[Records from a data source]
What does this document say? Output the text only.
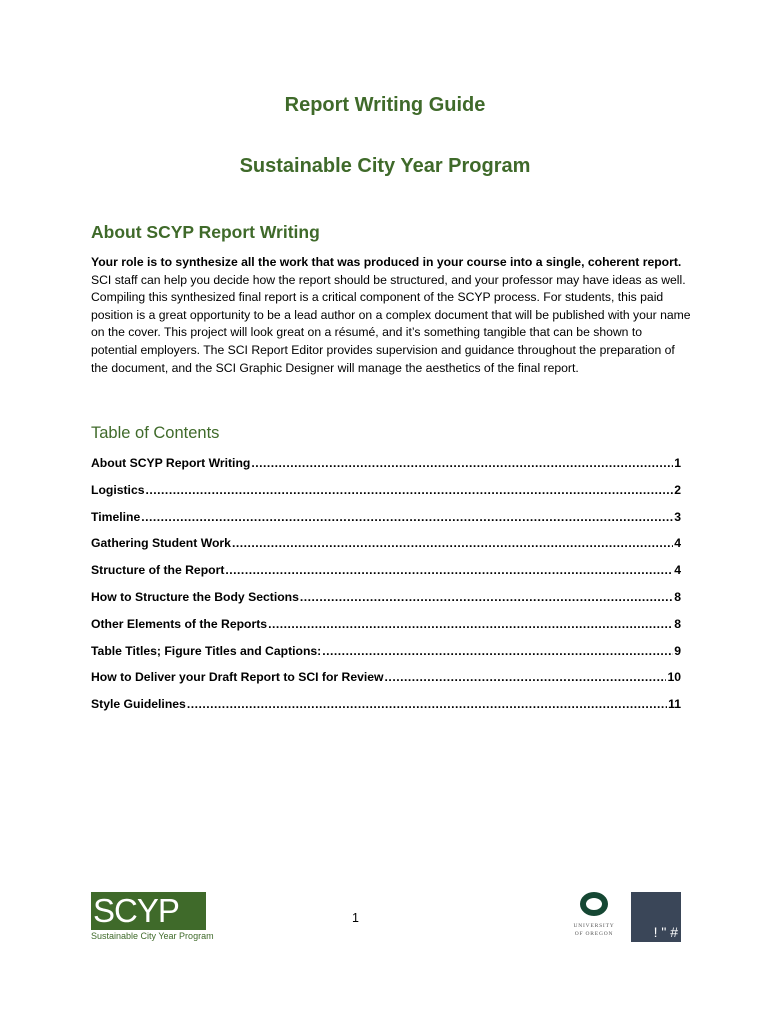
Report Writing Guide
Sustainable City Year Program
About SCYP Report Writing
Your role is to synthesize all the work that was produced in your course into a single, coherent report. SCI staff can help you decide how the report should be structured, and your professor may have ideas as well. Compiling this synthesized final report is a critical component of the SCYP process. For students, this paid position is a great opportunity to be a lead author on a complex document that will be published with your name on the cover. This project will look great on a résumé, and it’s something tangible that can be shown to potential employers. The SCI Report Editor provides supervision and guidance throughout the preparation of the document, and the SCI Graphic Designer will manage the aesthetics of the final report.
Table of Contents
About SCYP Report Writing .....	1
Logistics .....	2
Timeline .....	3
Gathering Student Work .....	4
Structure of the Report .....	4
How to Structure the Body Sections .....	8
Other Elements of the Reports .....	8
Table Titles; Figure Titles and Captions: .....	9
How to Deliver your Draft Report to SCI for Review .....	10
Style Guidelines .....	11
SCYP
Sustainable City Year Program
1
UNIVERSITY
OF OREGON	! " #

...

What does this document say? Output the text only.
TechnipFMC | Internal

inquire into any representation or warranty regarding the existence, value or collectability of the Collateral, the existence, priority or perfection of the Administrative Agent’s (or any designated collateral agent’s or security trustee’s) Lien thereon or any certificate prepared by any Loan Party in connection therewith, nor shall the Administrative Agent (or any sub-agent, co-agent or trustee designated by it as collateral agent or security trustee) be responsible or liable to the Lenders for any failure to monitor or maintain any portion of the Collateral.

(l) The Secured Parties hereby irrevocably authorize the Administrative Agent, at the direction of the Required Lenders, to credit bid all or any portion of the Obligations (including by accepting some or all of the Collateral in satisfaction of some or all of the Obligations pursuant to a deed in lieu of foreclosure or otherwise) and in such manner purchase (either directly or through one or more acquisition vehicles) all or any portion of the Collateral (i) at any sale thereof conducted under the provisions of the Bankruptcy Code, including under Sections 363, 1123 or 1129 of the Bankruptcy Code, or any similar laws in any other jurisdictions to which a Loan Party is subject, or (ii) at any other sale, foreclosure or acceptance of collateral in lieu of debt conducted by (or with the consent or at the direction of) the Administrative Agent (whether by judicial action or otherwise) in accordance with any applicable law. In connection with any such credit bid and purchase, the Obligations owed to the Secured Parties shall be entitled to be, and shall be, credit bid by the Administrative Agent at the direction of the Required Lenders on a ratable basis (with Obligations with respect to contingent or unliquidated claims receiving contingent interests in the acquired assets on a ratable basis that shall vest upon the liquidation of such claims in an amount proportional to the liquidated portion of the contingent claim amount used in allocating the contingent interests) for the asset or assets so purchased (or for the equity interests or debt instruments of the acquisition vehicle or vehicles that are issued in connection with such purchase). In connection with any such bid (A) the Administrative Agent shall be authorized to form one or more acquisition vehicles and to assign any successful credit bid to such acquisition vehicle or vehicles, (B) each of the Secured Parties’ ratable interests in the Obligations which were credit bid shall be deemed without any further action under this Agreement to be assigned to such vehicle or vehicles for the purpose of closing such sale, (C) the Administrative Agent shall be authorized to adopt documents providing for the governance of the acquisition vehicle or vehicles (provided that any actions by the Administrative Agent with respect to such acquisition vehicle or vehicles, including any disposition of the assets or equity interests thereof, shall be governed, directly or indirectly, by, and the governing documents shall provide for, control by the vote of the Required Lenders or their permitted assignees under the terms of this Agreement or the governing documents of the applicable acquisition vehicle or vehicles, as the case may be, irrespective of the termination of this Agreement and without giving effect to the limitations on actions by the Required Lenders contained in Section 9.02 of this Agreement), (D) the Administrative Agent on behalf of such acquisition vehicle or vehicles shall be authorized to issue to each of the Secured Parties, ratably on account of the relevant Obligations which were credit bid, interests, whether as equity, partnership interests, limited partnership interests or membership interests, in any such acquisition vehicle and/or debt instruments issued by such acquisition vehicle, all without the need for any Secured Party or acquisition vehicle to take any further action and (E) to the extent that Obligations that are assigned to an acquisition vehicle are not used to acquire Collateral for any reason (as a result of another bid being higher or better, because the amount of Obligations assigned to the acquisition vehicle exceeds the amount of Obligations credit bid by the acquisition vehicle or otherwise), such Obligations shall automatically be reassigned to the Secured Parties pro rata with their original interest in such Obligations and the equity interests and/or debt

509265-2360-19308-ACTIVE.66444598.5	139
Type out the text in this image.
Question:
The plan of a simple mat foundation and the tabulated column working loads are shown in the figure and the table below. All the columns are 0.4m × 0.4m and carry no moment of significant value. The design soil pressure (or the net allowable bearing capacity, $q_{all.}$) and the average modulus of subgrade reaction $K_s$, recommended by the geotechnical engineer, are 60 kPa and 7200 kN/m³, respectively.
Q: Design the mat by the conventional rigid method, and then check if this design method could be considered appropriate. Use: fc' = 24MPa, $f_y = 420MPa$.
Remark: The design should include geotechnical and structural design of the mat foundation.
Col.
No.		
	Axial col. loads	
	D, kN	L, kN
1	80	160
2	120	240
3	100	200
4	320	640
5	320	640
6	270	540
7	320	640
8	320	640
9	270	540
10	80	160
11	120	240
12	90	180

==

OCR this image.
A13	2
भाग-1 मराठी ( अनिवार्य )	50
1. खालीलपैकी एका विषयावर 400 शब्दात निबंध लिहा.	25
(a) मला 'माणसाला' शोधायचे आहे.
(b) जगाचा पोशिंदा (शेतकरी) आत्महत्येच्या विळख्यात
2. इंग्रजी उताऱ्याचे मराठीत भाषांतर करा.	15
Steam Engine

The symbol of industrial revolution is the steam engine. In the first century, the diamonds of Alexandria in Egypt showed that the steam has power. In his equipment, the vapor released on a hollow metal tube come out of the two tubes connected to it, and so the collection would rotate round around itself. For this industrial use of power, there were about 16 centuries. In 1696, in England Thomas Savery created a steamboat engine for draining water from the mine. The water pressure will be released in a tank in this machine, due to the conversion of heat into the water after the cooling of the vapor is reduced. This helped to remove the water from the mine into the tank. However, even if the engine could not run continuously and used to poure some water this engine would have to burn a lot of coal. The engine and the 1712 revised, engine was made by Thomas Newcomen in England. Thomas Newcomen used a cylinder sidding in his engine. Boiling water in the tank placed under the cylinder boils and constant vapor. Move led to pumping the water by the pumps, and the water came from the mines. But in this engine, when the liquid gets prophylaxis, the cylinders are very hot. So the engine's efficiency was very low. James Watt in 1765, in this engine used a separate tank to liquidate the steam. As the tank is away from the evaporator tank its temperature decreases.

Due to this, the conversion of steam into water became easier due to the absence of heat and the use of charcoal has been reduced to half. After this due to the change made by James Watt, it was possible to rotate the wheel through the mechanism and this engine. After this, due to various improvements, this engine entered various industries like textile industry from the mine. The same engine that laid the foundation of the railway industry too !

SET EXERCISE: Scan the entries above for the word "loads" and collect each line holding it.

SOLVED EXERCISE:
The plan of a simple mat foundation and the tabulated column working loads are shown in the figure and the table below. All the columns are 0.4m × 0.4m and carry no moment of significant value. The design soil pressure (or the net allowable bearing capacity, $q_{all.}$) and the average modulus of subgrade reaction $K_s$, recommended by the geotechnical engineer, are 60 kPa and 7200 kN/m³, respectively.
	Axial col. loads	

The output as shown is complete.